## Task description:
Render the material again word for word, skipping the pictures in it.

## Data to use:

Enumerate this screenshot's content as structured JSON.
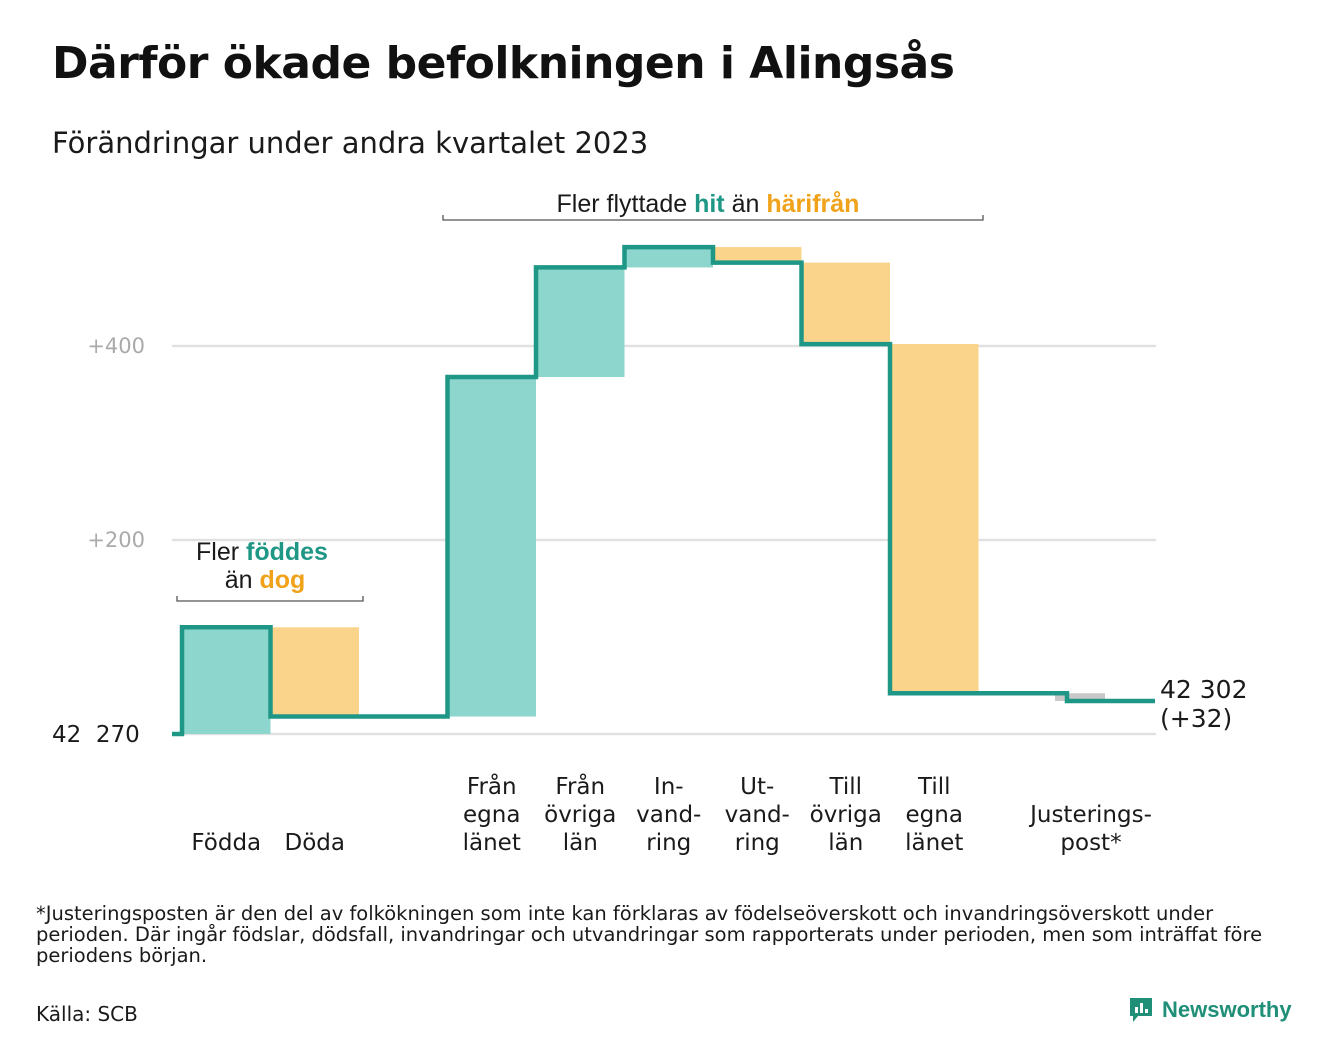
{
  "title": "Därför ökade befolkningen i Alingsås",
  "subtitle": "Förändringar under andra kvartalet 2023",
  "chart_data": {
    "type": "waterfall",
    "start": {
      "label": "42  270",
      "value": 42270
    },
    "end": {
      "label_line1": "42 302",
      "label_line2": "(+32)",
      "value": 42302,
      "change": 32
    },
    "y_ticks": [
      {
        "label": "+400",
        "value": 400
      },
      {
        "label": "+200",
        "value": 200
      }
    ],
    "ylim": [
      0,
      520
    ],
    "steps": [
      {
        "key": "fodda",
        "label": [
          "Födda"
        ],
        "delta": 110,
        "kind": "in"
      },
      {
        "key": "doda",
        "label": [
          "Döda"
        ],
        "delta": -92,
        "kind": "out"
      },
      {
        "key": "fran_egna",
        "label": [
          "Från",
          "egna",
          "länet"
        ],
        "delta": 350,
        "kind": "in"
      },
      {
        "key": "fran_ovriga",
        "label": [
          "Från",
          "övriga",
          "län"
        ],
        "delta": 113,
        "kind": "in"
      },
      {
        "key": "invandring",
        "label": [
          "In-",
          "vand-",
          "ring"
        ],
        "delta": 21,
        "kind": "in"
      },
      {
        "key": "utvandring",
        "label": [
          "Ut-",
          "vand-",
          "ring"
        ],
        "delta": -16,
        "kind": "out"
      },
      {
        "key": "till_ovriga",
        "label": [
          "Till",
          "övriga",
          "län"
        ],
        "delta": -84,
        "kind": "out"
      },
      {
        "key": "till_egna",
        "label": [
          "Till",
          "egna",
          "länet"
        ],
        "delta": -360,
        "kind": "out"
      },
      {
        "key": "justering",
        "label": [
          "Justerings-",
          "post*"
        ],
        "delta": -8,
        "kind": "adjust"
      }
    ],
    "annotations": [
      {
        "key": "births",
        "line1_before": "Fler ",
        "line1_highlight": "föddes",
        "line2_before": "än ",
        "line2_highlight": "dog"
      },
      {
        "key": "moves",
        "before": "Fler flyttade ",
        "highlight1": "hit",
        "middle": "än ",
        "highlight2": "härifrån"
      }
    ],
    "colors": {
      "in_fill": "#8dd6cd",
      "out_fill": "#fad48a",
      "adjust_fill": "#c8c8c8",
      "line": "#1f9786",
      "in_text": "#1f9786",
      "out_text": "#f0a21a",
      "grid": "#e1e1e1",
      "tick_text": "#aaaaaa"
    }
  },
  "footnote": "*Justeringsposten är den del av folkökningen som inte kan förklaras av födelseöverskott och invandringsöverskott under perioden. Där ingår födslar, dödsfall, invandringar och utvandringar som rapporterats under perioden, men som inträffat före periodens början.",
  "source": "Källa: SCB",
  "brand": {
    "name": "Newsworthy",
    "icon": "newsworthy-logo-icon"
  }
}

## The response:
Enumerate this screenshot's content as structured JSON.
{
  "title": "Därför ökade befolkningen i Alingsås",
  "subtitle": "Förändringar under andra kvartalet 2023",
  "chart_data": {
    "type": "waterfall",
    "start": {
      "label": "42  270",
      "value": 42270
    },
    "end": {
      "label_line1": "42 302",
      "label_line2": "(+32)",
      "value": 42302,
      "change": 32
    },
    "y_ticks": [
      {
        "label": "+400",
        "value": 400
      },
      {
        "label": "+200",
        "value": 200
      }
    ],
    "ylim": [
      0,
      520
    ],
    "steps": [
      {
        "key": "fodda",
        "label": [
          "Födda"
        ],
        "delta": 110,
        "kind": "in"
      },
      {
        "key": "doda",
        "label": [
          "Döda"
        ],
        "delta": -92,
        "kind": "out"
      },
      {
        "key": "fran_egna",
        "label": [
          "Från",
          "egna",
          "länet"
        ],
        "delta": 350,
        "kind": "in"
      },
      {
        "key": "fran_ovriga",
        "label": [
          "Från",
          "övriga",
          "län"
        ],
        "delta": 113,
        "kind": "in"
      },
      {
        "key": "invandring",
        "label": [
          "In-",
          "vand-",
          "ring"
        ],
        "delta": 21,
        "kind": "in"
      },
      {
        "key": "utvandring",
        "label": [
          "Ut-",
          "vand-",
          "ring"
        ],
        "delta": -16,
        "kind": "out"
      },
      {
        "key": "till_ovriga",
        "label": [
          "Till",
          "övriga",
          "län"
        ],
        "delta": -84,
        "kind": "out"
      },
      {
        "key": "till_egna",
        "label": [
          "Till",
          "egna",
          "länet"
        ],
        "delta": -360,
        "kind": "out"
      },
      {
        "key": "justering",
        "label": [
          "Justerings-",
          "post*"
        ],
        "delta": -8,
        "kind": "adjust"
      }
    ],
    "annotations": [
      {
        "key": "births",
        "line1_before": "Fler ",
        "line1_highlight": "föddes",
        "line2_before": "än ",
        "line2_highlight": "dog"
      },
      {
        "key": "moves",
        "before": "Fler flyttade ",
        "highlight1": "hit",
        "middle": "än ",
        "highlight2": "härifrån"
      }
    ],
    "colors": {
      "in_fill": "#8dd6cd",
      "out_fill": "#fad48a",
      "adjust_fill": "#c8c8c8",
      "line": "#1f9786",
      "in_text": "#1f9786",
      "out_text": "#f0a21a",
      "grid": "#e1e1e1",
      "tick_text": "#aaaaaa"
    }
  },
  "footnote": "*Justeringsposten är den del av folkökningen som inte kan förklaras av födelseöverskott och invandringsöverskott under perioden. Där ingår födslar, dödsfall, invandringar och utvandringar som rapporterats under perioden, men som inträffat före periodens början.",
  "source": "Källa: SCB",
  "brand": {
    "name": "Newsworthy",
    "icon": "newsworthy-logo-icon"
  }
}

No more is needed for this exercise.